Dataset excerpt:

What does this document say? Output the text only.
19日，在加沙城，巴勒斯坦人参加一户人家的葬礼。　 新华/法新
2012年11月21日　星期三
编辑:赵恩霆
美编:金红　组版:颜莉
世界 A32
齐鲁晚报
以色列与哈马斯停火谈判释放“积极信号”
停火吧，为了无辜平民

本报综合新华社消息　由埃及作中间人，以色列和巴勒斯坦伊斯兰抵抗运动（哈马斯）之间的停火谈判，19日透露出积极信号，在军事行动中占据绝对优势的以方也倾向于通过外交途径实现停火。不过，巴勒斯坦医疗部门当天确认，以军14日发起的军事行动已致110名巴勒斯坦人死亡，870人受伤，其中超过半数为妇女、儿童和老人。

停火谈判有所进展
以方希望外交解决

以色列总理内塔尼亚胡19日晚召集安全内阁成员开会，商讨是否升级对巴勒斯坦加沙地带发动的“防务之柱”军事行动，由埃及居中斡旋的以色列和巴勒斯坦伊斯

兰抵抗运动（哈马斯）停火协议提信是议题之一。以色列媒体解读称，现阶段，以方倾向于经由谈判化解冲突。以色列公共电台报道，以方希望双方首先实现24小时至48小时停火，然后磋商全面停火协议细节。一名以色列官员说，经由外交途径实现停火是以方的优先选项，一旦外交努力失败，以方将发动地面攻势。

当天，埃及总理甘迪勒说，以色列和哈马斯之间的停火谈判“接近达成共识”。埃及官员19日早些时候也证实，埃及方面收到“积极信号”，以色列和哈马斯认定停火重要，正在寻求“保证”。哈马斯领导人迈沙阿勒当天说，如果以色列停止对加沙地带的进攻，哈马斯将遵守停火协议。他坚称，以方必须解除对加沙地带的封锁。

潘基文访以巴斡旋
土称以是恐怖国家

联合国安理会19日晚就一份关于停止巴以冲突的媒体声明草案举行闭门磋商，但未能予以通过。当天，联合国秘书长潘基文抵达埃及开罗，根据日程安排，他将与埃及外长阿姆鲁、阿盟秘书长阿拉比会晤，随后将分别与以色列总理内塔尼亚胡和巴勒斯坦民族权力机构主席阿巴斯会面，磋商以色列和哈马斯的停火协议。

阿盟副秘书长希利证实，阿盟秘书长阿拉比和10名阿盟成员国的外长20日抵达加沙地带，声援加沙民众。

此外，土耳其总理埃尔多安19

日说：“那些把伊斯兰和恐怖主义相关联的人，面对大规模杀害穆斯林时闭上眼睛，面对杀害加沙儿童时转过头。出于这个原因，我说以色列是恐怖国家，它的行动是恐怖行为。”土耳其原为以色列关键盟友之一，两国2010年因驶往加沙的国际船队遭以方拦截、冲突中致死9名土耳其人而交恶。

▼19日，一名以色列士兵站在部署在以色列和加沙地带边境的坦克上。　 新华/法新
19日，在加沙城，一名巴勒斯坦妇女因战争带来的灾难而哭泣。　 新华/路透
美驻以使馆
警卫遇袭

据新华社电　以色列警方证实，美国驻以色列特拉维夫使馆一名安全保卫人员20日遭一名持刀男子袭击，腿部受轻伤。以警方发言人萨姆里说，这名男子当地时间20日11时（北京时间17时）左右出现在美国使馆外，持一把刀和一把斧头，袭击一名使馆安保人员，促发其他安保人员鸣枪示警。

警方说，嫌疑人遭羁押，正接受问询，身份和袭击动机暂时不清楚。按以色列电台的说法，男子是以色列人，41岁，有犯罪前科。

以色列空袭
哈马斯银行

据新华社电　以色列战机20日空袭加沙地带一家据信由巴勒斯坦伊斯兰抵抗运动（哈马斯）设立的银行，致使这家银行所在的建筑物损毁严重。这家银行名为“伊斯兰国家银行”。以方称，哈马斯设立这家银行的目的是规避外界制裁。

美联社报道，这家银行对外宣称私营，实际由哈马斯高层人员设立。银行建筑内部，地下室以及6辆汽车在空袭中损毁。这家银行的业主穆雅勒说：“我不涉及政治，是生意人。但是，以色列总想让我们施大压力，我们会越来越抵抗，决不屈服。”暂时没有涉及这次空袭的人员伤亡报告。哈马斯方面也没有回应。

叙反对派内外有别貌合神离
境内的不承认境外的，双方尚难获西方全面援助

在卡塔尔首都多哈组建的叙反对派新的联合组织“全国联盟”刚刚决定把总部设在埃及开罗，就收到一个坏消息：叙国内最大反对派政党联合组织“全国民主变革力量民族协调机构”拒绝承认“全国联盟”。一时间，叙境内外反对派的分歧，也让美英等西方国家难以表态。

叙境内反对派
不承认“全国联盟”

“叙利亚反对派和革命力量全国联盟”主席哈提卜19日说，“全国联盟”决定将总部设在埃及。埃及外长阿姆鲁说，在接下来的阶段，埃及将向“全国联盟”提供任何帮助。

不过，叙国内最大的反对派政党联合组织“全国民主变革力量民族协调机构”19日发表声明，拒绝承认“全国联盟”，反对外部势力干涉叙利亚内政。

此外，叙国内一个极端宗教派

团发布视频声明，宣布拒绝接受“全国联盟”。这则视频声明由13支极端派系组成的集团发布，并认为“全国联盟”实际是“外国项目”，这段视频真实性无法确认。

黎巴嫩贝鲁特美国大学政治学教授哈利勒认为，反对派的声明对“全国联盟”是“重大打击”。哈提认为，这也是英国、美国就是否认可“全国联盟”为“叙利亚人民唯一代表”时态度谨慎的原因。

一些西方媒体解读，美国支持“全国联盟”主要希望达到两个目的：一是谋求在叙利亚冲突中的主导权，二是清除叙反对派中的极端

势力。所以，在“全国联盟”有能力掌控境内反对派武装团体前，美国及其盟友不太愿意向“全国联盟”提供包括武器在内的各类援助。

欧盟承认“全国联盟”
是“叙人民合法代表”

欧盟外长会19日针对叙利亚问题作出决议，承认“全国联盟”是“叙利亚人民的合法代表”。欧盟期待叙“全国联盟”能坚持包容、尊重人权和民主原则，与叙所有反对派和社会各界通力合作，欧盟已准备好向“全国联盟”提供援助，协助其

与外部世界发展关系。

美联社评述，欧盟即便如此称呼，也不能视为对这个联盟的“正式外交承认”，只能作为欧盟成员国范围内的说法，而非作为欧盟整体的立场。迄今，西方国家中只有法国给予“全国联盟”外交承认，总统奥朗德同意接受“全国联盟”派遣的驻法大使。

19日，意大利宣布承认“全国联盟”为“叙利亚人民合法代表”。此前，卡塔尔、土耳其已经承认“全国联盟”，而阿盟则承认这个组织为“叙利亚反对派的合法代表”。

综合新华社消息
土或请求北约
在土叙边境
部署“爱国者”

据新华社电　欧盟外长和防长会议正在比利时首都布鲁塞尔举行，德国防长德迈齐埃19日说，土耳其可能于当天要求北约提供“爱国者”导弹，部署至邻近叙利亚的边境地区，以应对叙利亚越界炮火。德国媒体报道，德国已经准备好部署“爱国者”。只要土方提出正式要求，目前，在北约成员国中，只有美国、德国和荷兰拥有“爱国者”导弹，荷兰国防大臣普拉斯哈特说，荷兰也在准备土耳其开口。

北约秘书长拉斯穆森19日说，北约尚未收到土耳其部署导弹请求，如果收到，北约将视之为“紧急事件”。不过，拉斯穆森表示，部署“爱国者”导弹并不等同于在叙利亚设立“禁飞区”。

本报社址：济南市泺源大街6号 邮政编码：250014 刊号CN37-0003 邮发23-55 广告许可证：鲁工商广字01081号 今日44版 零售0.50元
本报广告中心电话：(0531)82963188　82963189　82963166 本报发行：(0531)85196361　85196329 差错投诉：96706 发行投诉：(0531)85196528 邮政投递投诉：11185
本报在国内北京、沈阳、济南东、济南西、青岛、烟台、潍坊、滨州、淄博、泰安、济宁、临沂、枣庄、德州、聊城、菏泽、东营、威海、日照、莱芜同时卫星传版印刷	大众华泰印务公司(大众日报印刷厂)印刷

Stated problem. Which lines contain "在加沙城"? Copy each of them out.

Problem solution.
19日，在加沙城，巴勒斯坦人参加一户人家的葬礼。　 新华/法新
19日，在加沙城，一名巴勒斯坦妇女因战争带来的灾难而哭泣。　 新华/路透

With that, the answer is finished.